Records shown >>
begin

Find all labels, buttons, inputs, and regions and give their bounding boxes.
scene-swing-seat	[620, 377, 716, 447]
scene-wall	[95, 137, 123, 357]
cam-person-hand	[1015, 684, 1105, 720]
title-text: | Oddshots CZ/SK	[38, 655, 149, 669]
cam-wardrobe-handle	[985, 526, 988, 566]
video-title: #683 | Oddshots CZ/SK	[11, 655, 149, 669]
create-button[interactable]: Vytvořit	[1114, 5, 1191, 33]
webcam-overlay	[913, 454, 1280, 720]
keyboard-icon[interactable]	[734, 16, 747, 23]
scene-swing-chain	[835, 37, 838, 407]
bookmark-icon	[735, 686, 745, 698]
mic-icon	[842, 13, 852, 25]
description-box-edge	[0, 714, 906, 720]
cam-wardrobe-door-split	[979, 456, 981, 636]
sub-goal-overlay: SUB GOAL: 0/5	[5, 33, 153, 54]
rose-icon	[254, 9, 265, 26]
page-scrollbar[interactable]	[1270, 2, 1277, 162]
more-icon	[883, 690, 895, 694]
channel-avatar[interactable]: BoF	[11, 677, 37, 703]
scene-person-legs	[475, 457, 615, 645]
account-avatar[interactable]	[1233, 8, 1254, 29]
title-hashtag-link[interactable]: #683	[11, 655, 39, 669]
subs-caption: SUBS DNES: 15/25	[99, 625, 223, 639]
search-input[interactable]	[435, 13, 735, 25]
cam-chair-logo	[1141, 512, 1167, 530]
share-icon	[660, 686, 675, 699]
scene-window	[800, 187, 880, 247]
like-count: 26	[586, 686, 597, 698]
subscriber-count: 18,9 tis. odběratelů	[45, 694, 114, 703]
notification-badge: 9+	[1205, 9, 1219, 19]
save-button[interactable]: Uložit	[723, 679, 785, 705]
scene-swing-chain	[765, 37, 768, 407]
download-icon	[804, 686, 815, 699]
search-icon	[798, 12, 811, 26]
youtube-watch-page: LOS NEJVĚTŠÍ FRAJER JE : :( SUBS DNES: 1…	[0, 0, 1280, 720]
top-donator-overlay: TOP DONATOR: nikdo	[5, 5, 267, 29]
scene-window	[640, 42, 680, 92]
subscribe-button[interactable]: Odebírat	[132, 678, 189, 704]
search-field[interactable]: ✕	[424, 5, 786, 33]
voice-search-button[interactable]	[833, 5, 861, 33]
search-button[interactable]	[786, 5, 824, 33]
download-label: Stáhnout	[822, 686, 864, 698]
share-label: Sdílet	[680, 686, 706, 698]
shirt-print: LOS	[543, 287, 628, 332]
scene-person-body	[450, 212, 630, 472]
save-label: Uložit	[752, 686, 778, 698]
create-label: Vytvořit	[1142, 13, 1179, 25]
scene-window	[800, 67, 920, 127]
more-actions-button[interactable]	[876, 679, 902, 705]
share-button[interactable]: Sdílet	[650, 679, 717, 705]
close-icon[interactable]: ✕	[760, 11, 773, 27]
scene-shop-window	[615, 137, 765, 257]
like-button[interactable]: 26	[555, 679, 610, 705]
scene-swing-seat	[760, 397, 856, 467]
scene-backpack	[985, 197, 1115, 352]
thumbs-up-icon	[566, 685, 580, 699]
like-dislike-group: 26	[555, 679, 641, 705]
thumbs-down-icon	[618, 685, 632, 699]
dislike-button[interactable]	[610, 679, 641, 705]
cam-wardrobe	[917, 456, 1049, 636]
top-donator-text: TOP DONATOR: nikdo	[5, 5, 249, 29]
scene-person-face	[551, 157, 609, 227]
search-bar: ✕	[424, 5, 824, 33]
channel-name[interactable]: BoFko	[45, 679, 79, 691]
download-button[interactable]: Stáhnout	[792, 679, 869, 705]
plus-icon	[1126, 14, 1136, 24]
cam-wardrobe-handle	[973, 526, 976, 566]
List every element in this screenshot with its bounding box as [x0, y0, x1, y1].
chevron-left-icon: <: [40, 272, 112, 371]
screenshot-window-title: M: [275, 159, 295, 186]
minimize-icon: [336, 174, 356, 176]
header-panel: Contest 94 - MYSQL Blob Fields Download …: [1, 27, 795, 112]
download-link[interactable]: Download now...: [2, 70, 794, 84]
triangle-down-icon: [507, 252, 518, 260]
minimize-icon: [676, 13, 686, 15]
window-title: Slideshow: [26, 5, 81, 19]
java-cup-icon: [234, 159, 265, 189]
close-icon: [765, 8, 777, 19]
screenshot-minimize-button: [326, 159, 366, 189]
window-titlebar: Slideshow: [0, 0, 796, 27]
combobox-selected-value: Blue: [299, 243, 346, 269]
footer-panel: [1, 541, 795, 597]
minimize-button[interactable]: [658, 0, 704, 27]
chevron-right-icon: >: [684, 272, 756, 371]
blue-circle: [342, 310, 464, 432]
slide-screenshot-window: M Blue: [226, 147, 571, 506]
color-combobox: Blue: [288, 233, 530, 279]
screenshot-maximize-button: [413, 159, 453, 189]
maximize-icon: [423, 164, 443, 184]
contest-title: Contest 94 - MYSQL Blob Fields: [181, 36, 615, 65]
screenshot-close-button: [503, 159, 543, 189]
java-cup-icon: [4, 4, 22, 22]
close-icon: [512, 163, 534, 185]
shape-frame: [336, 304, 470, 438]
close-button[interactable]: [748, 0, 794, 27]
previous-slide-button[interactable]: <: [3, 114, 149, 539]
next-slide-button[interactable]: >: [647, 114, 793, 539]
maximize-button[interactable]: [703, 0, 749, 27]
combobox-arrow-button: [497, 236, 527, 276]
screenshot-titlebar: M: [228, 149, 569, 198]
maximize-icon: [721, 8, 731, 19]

end

What this task involves >>
Copy the listing above line for line, keeping every character unchanged.

Written solution >>
Find all labels, buttons, inputs, and regions and give their bounding boxes.
scene-swing-seat	[620, 377, 716, 447]
scene-wall	[95, 137, 123, 357]
cam-person-hand	[1015, 684, 1105, 720]
title-text: | Oddshots CZ/SK	[38, 655, 149, 669]
cam-wardrobe-handle	[985, 526, 988, 566]
video-title: #683 | Oddshots CZ/SK	[11, 655, 149, 669]
create-button[interactable]: Vytvořit	[1114, 5, 1191, 33]
webcam-overlay	[913, 454, 1280, 720]
keyboard-icon[interactable]	[734, 16, 747, 23]
scene-swing-chain	[835, 37, 838, 407]
bookmark-icon	[735, 686, 745, 698]
mic-icon	[842, 13, 852, 25]
description-box-edge	[0, 714, 906, 720]
cam-wardrobe-door-split	[979, 456, 981, 636]
sub-goal-overlay: SUB GOAL: 0/5	[5, 33, 153, 54]
rose-icon	[254, 9, 265, 26]
page-scrollbar[interactable]	[1270, 2, 1277, 162]
more-icon	[883, 690, 895, 694]
channel-avatar[interactable]: BoF	[11, 677, 37, 703]
scene-person-legs	[475, 457, 615, 645]
account-avatar[interactable]	[1233, 8, 1254, 29]
title-hashtag-link[interactable]: #683	[11, 655, 39, 669]
subs-caption: SUBS DNES: 15/25	[99, 625, 223, 639]
search-input[interactable]	[435, 13, 735, 25]
cam-chair-logo	[1141, 512, 1167, 530]
share-icon	[660, 686, 675, 699]
scene-window	[800, 187, 880, 247]
like-count: 26	[586, 686, 597, 698]
subscriber-count: 18,9 tis. odběratelů	[45, 694, 114, 703]
notification-badge: 9+	[1205, 9, 1219, 19]
save-button[interactable]: Uložit	[723, 679, 785, 705]
scene-swing-chain	[765, 37, 768, 407]
download-icon	[804, 686, 815, 699]
search-icon	[798, 12, 811, 26]
youtube-watch-page: LOS NEJVĚTŠÍ FRAJER JE : :( SUBS DNES: 1…	[0, 0, 1280, 720]
top-donator-overlay: TOP DONATOR: nikdo	[5, 5, 267, 29]
scene-window	[640, 42, 680, 92]
subscribe-button[interactable]: Odebírat	[132, 678, 189, 704]
search-field[interactable]: ✕	[424, 5, 786, 33]
voice-search-button[interactable]	[833, 5, 861, 33]
search-button[interactable]	[786, 5, 824, 33]
download-label: Stáhnout	[822, 686, 864, 698]
share-label: Sdílet	[680, 686, 706, 698]
shirt-print: LOS	[543, 287, 628, 332]
scene-person-body	[450, 212, 630, 472]
save-label: Uložit	[752, 686, 778, 698]
create-label: Vytvořit	[1142, 13, 1179, 25]
scene-window	[800, 67, 920, 127]
more-actions-button[interactable]	[876, 679, 902, 705]
share-button[interactable]: Sdílet	[650, 679, 717, 705]
close-icon[interactable]: ✕	[760, 11, 773, 27]
scene-shop-window	[615, 137, 765, 257]
like-button[interactable]: 26	[555, 679, 610, 705]
scene-swing-seat	[760, 397, 856, 467]
scene-backpack	[985, 197, 1115, 352]
thumbs-up-icon	[566, 685, 580, 699]
like-dislike-group: 26	[555, 679, 641, 705]
thumbs-down-icon	[618, 685, 632, 699]
dislike-button[interactable]	[610, 679, 641, 705]
cam-wardrobe	[917, 456, 1049, 636]
top-donator-text: TOP DONATOR: nikdo	[5, 5, 249, 29]
scene-person-face	[551, 157, 609, 227]
search-bar: ✕	[424, 5, 824, 33]
channel-name[interactable]: BoFko	[45, 679, 79, 691]
download-button[interactable]: Stáhnout	[792, 679, 869, 705]
plus-icon	[1126, 14, 1136, 24]
cam-wardrobe-handle	[973, 526, 976, 566]
List every element in this screenshot with its bounding box as [x0, y0, x1, y1].
chevron-left-icon: <: [40, 272, 112, 371]
screenshot-window-title: M: [275, 159, 295, 186]
minimize-icon: [336, 174, 356, 176]
header-panel: Contest 94 - MYSQL Blob Fields Download …: [1, 27, 795, 112]
download-link[interactable]: Download now...: [2, 70, 794, 84]
triangle-down-icon: [507, 252, 518, 260]
minimize-icon: [676, 13, 686, 15]
window-title: Slideshow: [26, 5, 81, 19]
java-cup-icon: [234, 159, 265, 189]
close-icon: [765, 8, 777, 19]
screenshot-minimize-button: [326, 159, 366, 189]
window-titlebar: Slideshow: [0, 0, 796, 27]
combobox-selected-value: Blue: [299, 243, 346, 269]
footer-panel: [1, 541, 795, 597]
minimize-button[interactable]: [658, 0, 704, 27]
chevron-right-icon: >: [684, 272, 756, 371]
blue-circle: [342, 310, 464, 432]
slide-screenshot-window: M Blue: [226, 147, 571, 506]
color-combobox: Blue: [288, 233, 530, 279]
screenshot-maximize-button: [413, 159, 453, 189]
maximize-icon: [423, 164, 443, 184]
contest-title: Contest 94 - MYSQL Blob Fields: [181, 36, 615, 65]
screenshot-close-button: [503, 159, 543, 189]
java-cup-icon: [4, 4, 22, 22]
close-icon: [512, 163, 534, 185]
shape-frame: [336, 304, 470, 438]
close-button[interactable]: [748, 0, 794, 27]
previous-slide-button[interactable]: <: [3, 114, 149, 539]
next-slide-button[interactable]: >: [647, 114, 793, 539]
maximize-button[interactable]: [703, 0, 749, 27]
combobox-arrow-button: [497, 236, 527, 276]
screenshot-titlebar: M: [228, 149, 569, 198]
maximize-icon: [721, 8, 731, 19]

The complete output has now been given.